# Exercise instructions
Locate each line with the string "that" in the listing below and copy it.
┌──
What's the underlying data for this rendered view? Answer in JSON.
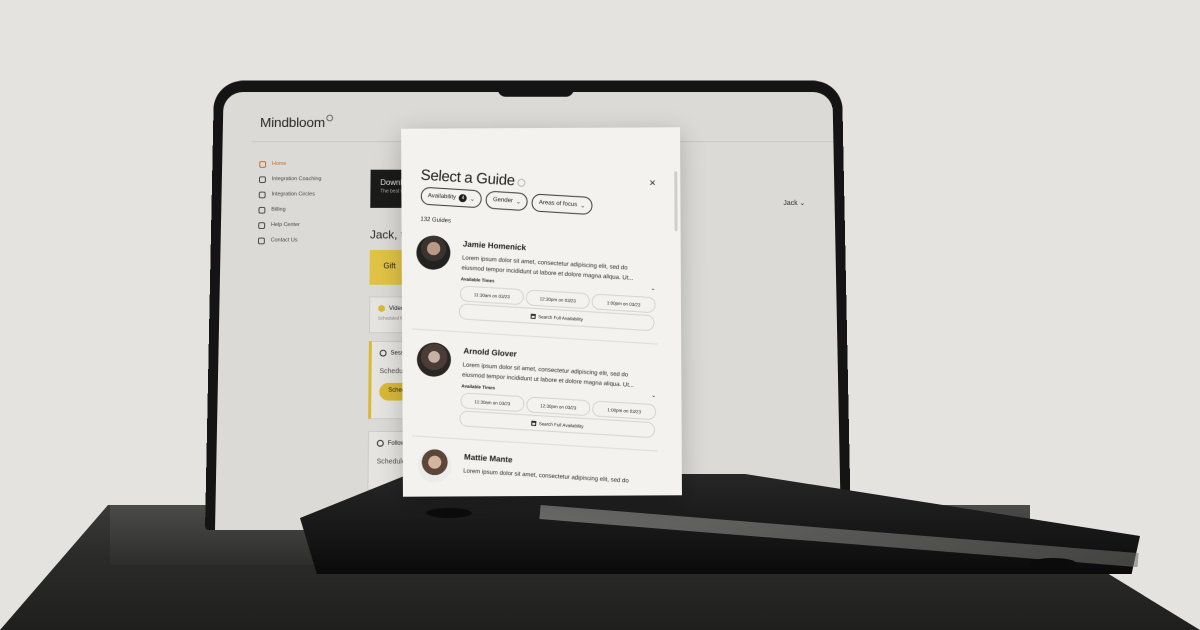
{
  "app": {
    "brand": "Mindbloom",
    "user_menu": "Jack ⌄"
  },
  "sidebar": {
    "items": [
      {
        "label": "Home",
        "icon": "home-icon",
        "active": true
      },
      {
        "label": "Integration Coaching",
        "icon": "person-icon"
      },
      {
        "label": "Integration Circles",
        "icon": "group-icon"
      },
      {
        "label": "Billing",
        "icon": "card-icon"
      },
      {
        "label": "Help Center",
        "icon": "help-icon"
      },
      {
        "label": "Contact Us",
        "icon": "mail-icon"
      }
    ]
  },
  "dashboard": {
    "banner_title": "Download",
    "banner_sub": "The best way",
    "greeting": "Jack, take",
    "gift_label": "Gift",
    "task1_title": "Video C",
    "task1_sub": "Scheduled for",
    "task2_title": "Session",
    "task2_sub": "Schedule w",
    "task2_button": "Schedu",
    "task3_title": "Follow-",
    "task3_sub": "Schedule w"
  },
  "modal": {
    "title": "Select a Guide",
    "close": "×",
    "filters": [
      {
        "label": "Availability",
        "badge": "4"
      },
      {
        "label": "Gender"
      },
      {
        "label": "Areas of focus"
      }
    ],
    "count": "132 Guides",
    "available_label": "Available Times",
    "full_availability": "Search Full Availability",
    "guides": [
      {
        "name": "Jamie Homenick",
        "bio": "Lorem ipsum dolor sit amet, consectetur adipiscing elit, sed do eiusmod tempor incididunt ut labore et dolore magna aliqua. Ut...",
        "slots": [
          "11:30am on 03/23",
          "12:30pm on 03/23",
          "1:00pm on 03/23"
        ]
      },
      {
        "name": "Arnold Glover",
        "bio": "Lorem ipsum dolor sit amet, consectetur adipiscing elit, sed do eiusmod tempor incididunt ut labore et dolore magna aliqua. Ut...",
        "slots": [
          "11:30am on 03/23",
          "12:30pm on 03/23",
          "1:00pm on 03/23"
        ]
      },
      {
        "name": "Mattie Mante",
        "bio": "Lorem ipsum dolor sit amet, consectetur adipiscing elit, sed do"
      }
    ]
  }
}
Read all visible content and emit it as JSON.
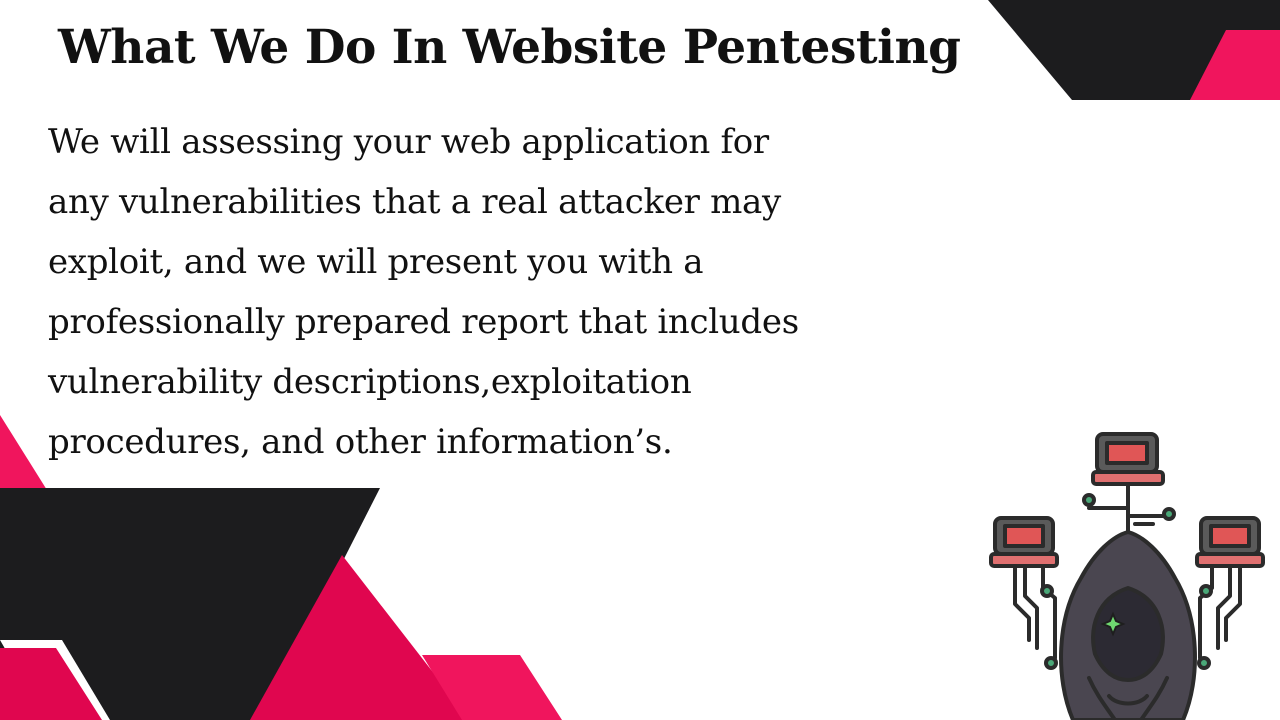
{
  "slide": {
    "title": "What We Do In Website Pentesting",
    "body_lines": [
      "We will assessing your web application for",
      "any vulnerabilities that a real attacker may",
      "exploit, and we will present you with a",
      "professionally prepared report that includes",
      "vulnerability descriptions,exploitation",
      "procedures, and other information’s."
    ]
  },
  "colors": {
    "background": "#ffffff",
    "text": "#111111",
    "accent_pink": "#f0155d",
    "dark": "#1c1c1e",
    "hood": "#4a4650",
    "screen_red": "#e05656",
    "glow_green": "#6fd870"
  },
  "illustration": {
    "icon": "hooded-hacker-with-network-icon"
  }
}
└──
# Finished task
      "any vulnerabilities that a real attacker may",
      "professionally prepared report that includes",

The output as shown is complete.